_Exercise_
Locate the word "arcsec" in the entries below, then gather every line that holds it.

---

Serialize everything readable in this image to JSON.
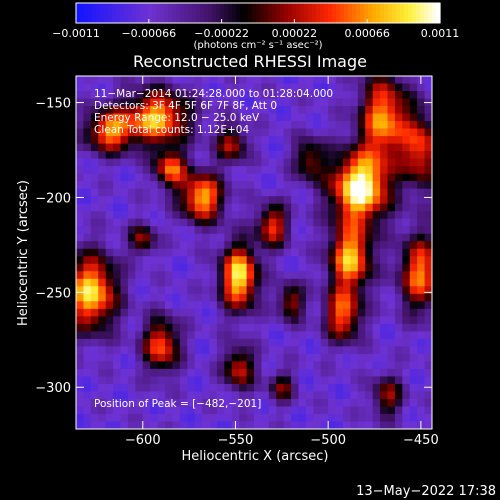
{
  "chart_data": {
    "type": "heatmap",
    "title": "Reconstructed RHESSI Image",
    "xlabel": "Heliocentric X (arcsec)",
    "ylabel": "Heliocentric Y (arcsec)",
    "xlim": [
      -636,
      -444
    ],
    "ylim": [
      -322,
      -136
    ],
    "x_ticks": [
      -600,
      -550,
      -500,
      -450
    ],
    "x_tick_labels": [
      "−600",
      "−550",
      "−500",
      "−450"
    ],
    "y_ticks": [
      -150,
      -200,
      -250,
      -300
    ],
    "y_tick_labels": [
      "−150",
      "−200",
      "−250",
      "−300"
    ],
    "colorbar": {
      "range": [
        -0.0011,
        0.0011
      ],
      "tick_labels": [
        "−0.0011",
        "−0.00066",
        "−0.00022",
        "0.00022",
        "0.00066",
        "0.0011"
      ],
      "unit_label": "(photons cm⁻² s⁻¹ asec⁻²)"
    },
    "annotations": [
      "11−Mar−2014 01:24:28.000 to 01:28:04.000",
      "Detectors: 3F 4F 5F 6F 7F 8F, Att 0",
      "Energy Range: 12.0 − 25.0 keV",
      "Clean     Total counts: 1.12E+04"
    ],
    "peak_label": "Position of Peak = [−482,−201]",
    "peak": [
      -482,
      -201
    ],
    "blobs": [
      {
        "x": -483,
        "y": -195,
        "sx": 11,
        "sy": 13,
        "a": 1.0
      },
      {
        "x": -488,
        "y": -232,
        "sx": 8,
        "sy": 12,
        "a": 0.8
      },
      {
        "x": -492,
        "y": -262,
        "sx": 7,
        "sy": 10,
        "a": 0.65
      },
      {
        "x": -470,
        "y": -158,
        "sx": 9,
        "sy": 16,
        "a": 0.75
      },
      {
        "x": -450,
        "y": -175,
        "sx": 7,
        "sy": 14,
        "a": 0.6
      },
      {
        "x": -548,
        "y": -242,
        "sx": 7,
        "sy": 12,
        "a": 0.9
      },
      {
        "x": -568,
        "y": -200,
        "sx": 8,
        "sy": 9,
        "a": 0.8
      },
      {
        "x": -585,
        "y": -185,
        "sx": 6,
        "sy": 7,
        "a": 0.65
      },
      {
        "x": -592,
        "y": -158,
        "sx": 12,
        "sy": 10,
        "a": 0.8
      },
      {
        "x": -618,
        "y": -165,
        "sx": 9,
        "sy": 8,
        "a": 0.7
      },
      {
        "x": -628,
        "y": -250,
        "sx": 10,
        "sy": 14,
        "a": 0.85
      },
      {
        "x": -590,
        "y": -278,
        "sx": 7,
        "sy": 10,
        "a": 0.65
      },
      {
        "x": -548,
        "y": -290,
        "sx": 6,
        "sy": 8,
        "a": 0.55
      },
      {
        "x": -530,
        "y": -215,
        "sx": 6,
        "sy": 8,
        "a": 0.6
      },
      {
        "x": -520,
        "y": -255,
        "sx": 5,
        "sy": 7,
        "a": 0.5
      },
      {
        "x": -552,
        "y": -172,
        "sx": 6,
        "sy": 7,
        "a": 0.5
      },
      {
        "x": -450,
        "y": -240,
        "sx": 8,
        "sy": 14,
        "a": 0.7
      },
      {
        "x": -468,
        "y": -305,
        "sx": 6,
        "sy": 8,
        "a": 0.45
      },
      {
        "x": -600,
        "y": -222,
        "sx": 5,
        "sy": 6,
        "a": 0.45
      },
      {
        "x": -510,
        "y": -180,
        "sx": 6,
        "sy": 8,
        "a": 0.45
      },
      {
        "x": -525,
        "y": -300,
        "sx": 5,
        "sy": 6,
        "a": 0.4
      }
    ]
  },
  "footer": {
    "timestamp": "13−May−2022 17:38"
  }
}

---

_Correct output_
    "xlabel": "Heliocentric X (arcsec)",
    "ylabel": "Heliocentric Y (arcsec)",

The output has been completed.